**OBJECTIVE A**: Reproduce everything in the article on the First Niagara pledge from "First Niagrara became" down to "NSLC executive director.".
**OBJECTIVE B**: For each statement, say yes or no according to the article on the First Niagara pledge, and quote the words from the article that decide it. (i) First Niagara's pledge is for $300,000. (ii) The city of Pittsburgh runs the Neighborhood Partnership Program. (iii) The two vacant storefronts are in buildings built in the mid-1900s.
**OBJECTIVE C**: Resume the article on the First Niagara pledge to the Northside Leadership Conference after its last sentence and keep writing.

**PROVIDED TEXT**:
A new $300,000 pledge by First Niagara will allow the Northside Leadership Conference (NSLC), a community development organization, to refurbish a number of Northside properties for commercial and residential use.

The funding was presented as part of the state's Neighborhood Partnership Program, an effort run by the Pennsylvania Department of Community & Economic Development (DCED) to foster community-corporate partnerships through tax credit incentives.

"The Neighborhood Partnership Program is an excellent example of the private sector partnering with community-based organizations to make a difference in the local community. It has been a model to other states throughout the nation," DCED Secretary C. Alan Walker said in a press release.

First Niagrara became the NSLC's fifth corporate partner under the program, joining H.J. Heinz Co., The Pittsburgh Steelers, and others, when it presented its pledge in front of one Northside property set for rehab.

"It's the perfect 'before and after' picture. It's two vacant storefronts, buildings built in the mid-1800s, some of the oldest buildings on the street — historic but quite simple — and really in need of some tender love and care. The project will restore the two retail storefronts and the upstairs spaces will be available as office space or apartments," said Mark Fatla, NSLC executive director.

**DATASET EXTRACT**:
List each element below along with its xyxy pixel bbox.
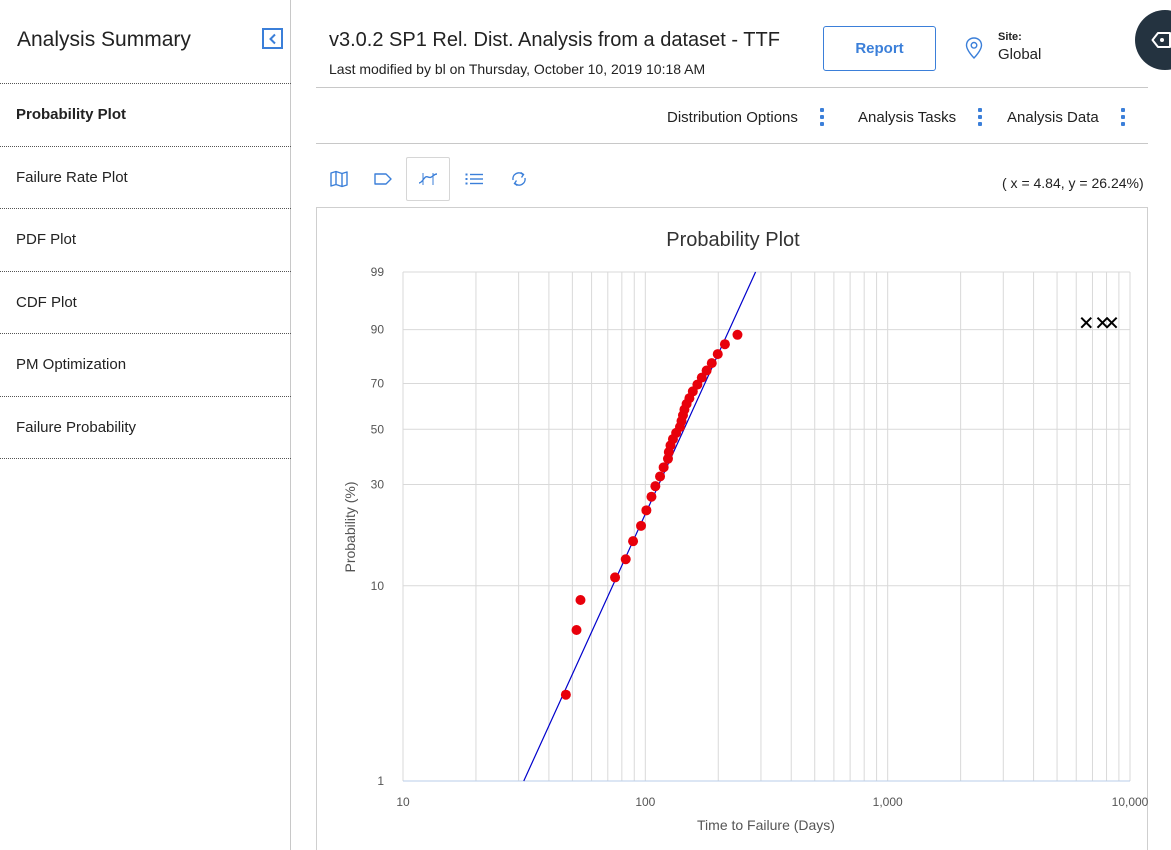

**EXPECTED OUTPUT A**:
First Niagrara became the NSLC's fifth corporate partner under the program, joining H.J. Heinz Co., The Pittsburgh Steelers, and others, when it presented its pledge in front of one Northside property set for rehab.

"It's the perfect 'before and after' picture. It's two vacant storefronts, buildings built in the mid-1800s, some of the oldest buildings on the street — historic but quite simple — and really in need of some tender love and care. The project will restore the two retail storefronts and the upstairs spaces will be available as office space or apartments," said Mark Fatla, NSLC executive director.

**EXPECTED OUTPUT B**:
(i) Yes: "A new $300,000 pledge by First Niagara"
(ii) No: "an effort run by the Pennsylvania Department of Community & Economic Development (DCED)"
(iii) No: "buildings built in the mid-1800s"

**EXPECTED OUTPUT C**:
The First Niagara pledge will support this and similar work through annual installments of $50,000 over a period of six years, the minimum time span allowable under the program. The consistency of the funding, Fatla said, will allow the group to think long term.

"Nonprofits often struggle from year to year finding the resources. Real estate doesn't happen overnight. It takes years to make a project work and having that stable funding base allows you to take that longer-term view," he said.

But Fatla said even with the new and steady funding, the group will have to be very particular about which projects it undertakes.

"It's really the strategic properties that are key to the neighborhoods… We can't do everything, but we take on the key ones that will stimulate neighborhood markets," he said.